═══ DATA TO USE

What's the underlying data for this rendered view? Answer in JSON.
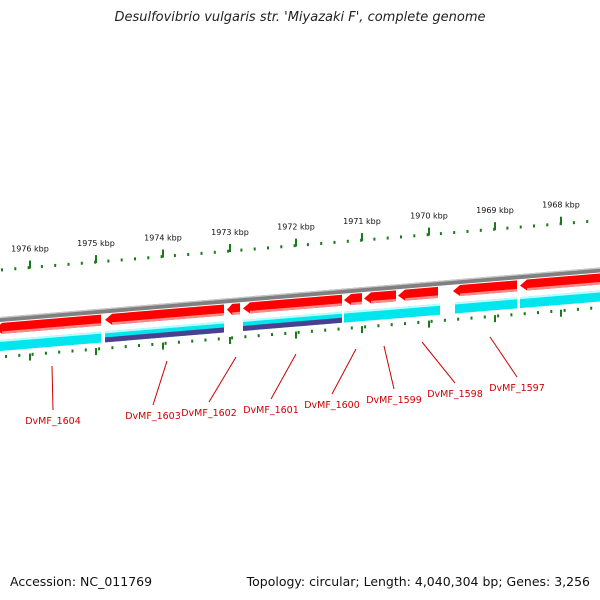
{
  "title": "Desulfovibrio vulgaris str. 'Miyazaki F', complete genome",
  "footer": {
    "accession": "Accession: NC_011769",
    "summary": "Topology: circular; Length: 4,040,304 bp; Genes: 3,256"
  },
  "ruler": {
    "labels": [
      "1976 kbp",
      "1975 kbp",
      "1974 kbp",
      "1973 kbp",
      "1972 kbp",
      "1971 kbp",
      "1970 kbp",
      "1969 kbp",
      "1968 kbp"
    ]
  },
  "genes": [
    "DvMF_1604",
    "DvMF_1603",
    "DvMF_1602",
    "DvMF_1601",
    "DvMF_1600",
    "DvMF_1599",
    "DvMF_1598",
    "DvMF_1597"
  ],
  "colors": {
    "gene": "#ff0000",
    "cds": "#00e5ee",
    "rna": "#4b3f8f",
    "backbone": "#808080",
    "tick": "#1a7a1a",
    "label": "#cc0000"
  }
}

══════

REQUIRED ACTION
Output the listing word for word. Drop the pictures.

EXERCISE ANSWER
What's the underlying data for this rendered view? Answer in JSON.
{
  "title": "Desulfovibrio vulgaris str. 'Miyazaki F', complete genome",
  "footer": {
    "accession": "Accession: NC_011769",
    "summary": "Topology: circular; Length: 4,040,304 bp; Genes: 3,256"
  },
  "ruler": {
    "labels": [
      "1976 kbp",
      "1975 kbp",
      "1974 kbp",
      "1973 kbp",
      "1972 kbp",
      "1971 kbp",
      "1970 kbp",
      "1969 kbp",
      "1968 kbp"
    ]
  },
  "genes": [
    "DvMF_1604",
    "DvMF_1603",
    "DvMF_1602",
    "DvMF_1601",
    "DvMF_1600",
    "DvMF_1599",
    "DvMF_1598",
    "DvMF_1597"
  ],
  "colors": {
    "gene": "#ff0000",
    "cds": "#00e5ee",
    "rna": "#4b3f8f",
    "backbone": "#808080",
    "tick": "#1a7a1a",
    "label": "#cc0000"
  }
}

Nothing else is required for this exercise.